▸ **节选**
_ _ _ _
首页 > 编程语言 >ChatGLM2 源码解析:`ChatGLMModel`

ChatGLM2 源码解析:`ChatGLMModel`

时间:2023-09-04 18:34:10浏览次数:51  
标签:None ChatGLMModel ChatGLM2 past init 源码 hidden config self

# 完整的 GLM 模型,包括嵌入层、编码器、输出层
class ChatGLMModel(ChatGLMPreTrainedModel):
    def __init__(self, config: ChatGLMConfig, device=None, empty_init=True):
        super().__init__(config)
        # 如果设置了`empty_init`,创建任何 PyTorch 模块时,不初始化参数
        if empty_init:
            init_method = skip_init
        else:
            init_method = default_init
        init_kwargs = {}
        if device is not None:
            init_kwargs["device"] = device
        # 单词嵌入层
        self.embedding = init_method(Embedding, config, **init_kwargs)
        # LC
        self.num_layers = config.num_layers
        # GC
        self.multi_query_group_num = config.multi_query_group_num
        # HS
        self.kv_channels = config.kv_channels

        # SL
        self.seq_length = config.seq_length
        rotary_dim = (
            config.hidden_size // config.num_attention_heads if config.kv_channels is None else config.kv_channels
        )
        # 位置嵌入(PE)
        self.rotary_pos_emb = RotaryEmbedding(rotary_dim // 2, original_impl=config.original_rope, device=device,
                                              dtype=config.torch_dtype)
        # GLM 编码器
        self.encoder = init_method(GLMTransformer, config, **init_kwargs)
        # 输出层
        self.output_layer = init_method(nn.Linear, config.hidden_size, config.padded_vocab_size, bias=False,
                                        dtype=config.torch_dtype, **init_kwargs)
        self.pre_seq_len = config.pre_seq_len
        self.prefix_projection = config.prefix_projection
        if self.pre_seq_len is not None:
            # 如果设置了前缀序列长度(PSL)
            # 关闭所有参数的自动梯度
            for param in self.parameters():
                param.requires_grad = False
            # [0, 1, ..., PSL - 1]
            self.prefix_tokens = torch.arange(self.pre_seq_len).long()
            # 初始化前缀编码层和 Dropout
            self.prefix_encoder = PrefixEncoder(config)
            self.dropout = torch.nn.Dropout(0.1)

    def get_input_embeddings(self):
        return self.embedding.word_embeddings

    def get_prompt(self, batch_size, device, dtype=torch.half):
        # prefix_tokens = [0, 1, ..., PSL - 1]
        # [PSL] => [1, PSL] => [BS, PSL]
        prefix_tokens = self.prefix_tokens.unsqueeze(0).expand(batch_size, -1).to(device)
        # [BS, PSL, KVS=NL * HS * 2GC]
        past_key_values = self.prefix_encoder(prefix_tokens).type(dtype)
        # [BS, PSL, KVS=NL * HS * 2GC] => [BS, PSL, 2NL, GC, HS]
        past_key_values = past_key_values.view(
            batch_size,
            self.pre_seq_len,
            self.num_layers * 2,
            self.multi_query_group_num,
            self.kv_channels
        )
_ _ _ _
▸ **提取记录**

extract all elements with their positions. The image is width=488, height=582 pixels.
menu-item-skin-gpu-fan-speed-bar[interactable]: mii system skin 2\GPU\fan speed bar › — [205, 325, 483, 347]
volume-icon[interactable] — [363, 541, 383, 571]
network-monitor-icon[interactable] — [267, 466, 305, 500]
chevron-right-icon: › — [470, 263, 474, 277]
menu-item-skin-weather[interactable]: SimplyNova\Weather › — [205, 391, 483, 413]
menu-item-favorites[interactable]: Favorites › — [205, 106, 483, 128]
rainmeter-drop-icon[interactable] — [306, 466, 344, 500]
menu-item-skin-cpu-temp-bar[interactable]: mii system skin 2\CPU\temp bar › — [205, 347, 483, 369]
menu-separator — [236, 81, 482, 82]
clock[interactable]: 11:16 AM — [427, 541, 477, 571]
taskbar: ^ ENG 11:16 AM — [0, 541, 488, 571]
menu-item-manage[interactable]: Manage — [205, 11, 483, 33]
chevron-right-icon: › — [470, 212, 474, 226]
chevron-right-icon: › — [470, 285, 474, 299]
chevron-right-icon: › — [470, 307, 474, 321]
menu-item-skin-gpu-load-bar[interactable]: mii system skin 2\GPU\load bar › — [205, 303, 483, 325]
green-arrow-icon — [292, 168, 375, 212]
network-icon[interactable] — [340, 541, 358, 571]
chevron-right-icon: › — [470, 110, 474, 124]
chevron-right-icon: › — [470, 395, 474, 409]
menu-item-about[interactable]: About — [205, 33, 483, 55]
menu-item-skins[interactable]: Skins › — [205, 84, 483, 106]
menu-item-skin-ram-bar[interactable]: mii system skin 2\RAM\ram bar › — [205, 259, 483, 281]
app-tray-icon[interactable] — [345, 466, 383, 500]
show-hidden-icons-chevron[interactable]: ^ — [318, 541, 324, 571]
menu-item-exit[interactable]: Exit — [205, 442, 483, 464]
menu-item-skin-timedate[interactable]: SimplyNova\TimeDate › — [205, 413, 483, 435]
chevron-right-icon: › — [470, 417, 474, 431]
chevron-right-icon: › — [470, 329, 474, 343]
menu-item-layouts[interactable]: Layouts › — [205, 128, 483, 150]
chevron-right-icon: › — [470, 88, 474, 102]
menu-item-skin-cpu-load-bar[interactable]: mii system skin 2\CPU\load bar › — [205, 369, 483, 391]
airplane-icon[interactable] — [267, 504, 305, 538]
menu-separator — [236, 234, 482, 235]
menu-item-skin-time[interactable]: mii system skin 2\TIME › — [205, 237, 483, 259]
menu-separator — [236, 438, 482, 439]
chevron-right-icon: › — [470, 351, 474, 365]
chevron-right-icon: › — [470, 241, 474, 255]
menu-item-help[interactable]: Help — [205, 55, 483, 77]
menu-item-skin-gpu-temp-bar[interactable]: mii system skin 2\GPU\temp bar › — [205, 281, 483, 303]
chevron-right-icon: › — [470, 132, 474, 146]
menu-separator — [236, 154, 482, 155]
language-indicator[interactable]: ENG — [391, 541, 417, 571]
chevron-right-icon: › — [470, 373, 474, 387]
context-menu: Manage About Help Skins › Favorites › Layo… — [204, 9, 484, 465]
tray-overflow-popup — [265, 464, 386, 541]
_ _ _ _
▸ **任务要求**
**1.** 请根据 ChatGLMModel 源码解析回答下面三个问题,每题单独一行,并用 (a)、(b)、(c) 标号:
(a) 设置了 empty_init 时,init_method 被赋值为什么?
(b) 初始化前缀编码层后创建的 Dropout,其参数是多少?
(c) get_prompt 方法中 dtype 参数的默认值是什么?
**2.** 请从最后一行代码之后接着往下写 ChatGLMModel 源码解析。

▸ **依次作答**
**1.**
(a) skip_init
(b) 0.1
(c) torch.half

**2.**
        
        past_key_values = self.dropout(past_key_values)
        # [BS, PSL, 2NL, GC, HS] => [2NL, PSL, BS, GC, HS] => NL * [2, PSL, BS, GC, HS]
        past_key_values = past_key_values.permute([2, 1, 0, 3, 4]).split(2)
        return past_key_values

    def forward(
            self,
            input_ids,
            position_ids: Optional[torch.Tensor] = None,
            attention_mask: Optional[torch.BoolTensor] = None,
            full_attention_mask: Optional[torch.BoolTensor] = None,
            past_key_values: Optional[Tuple[Tuple[torch.Tensor, torch.Tensor], ...]] = None,
            inputs_embeds: Optional[torch.Tensor] = None,
            use_cache: Optional[bool] = None,
            output_hidden_states: Optional[bool] = None,
            return_dict: Optional[bool] = None,
    ):
        output_hidden_states = (
            output_hidden_states if output_hidden_states is not None else self.config.output_hidden_states
        )
        use_cache = use_cache if use_cache is not None else self.config.use_cache
        return_dict = return_dict if return_dict is not None else self.config.use_return_dict
        # 输入是单词 ID,的形状为 [BS, SL]
        batch_size, seq_length = input_ids.shape
        # 将单词 ID 传递给词嵌入层得到嵌入向量
        if inputs_embeds is None:
            inputs_embeds = self.embedding(input_ids)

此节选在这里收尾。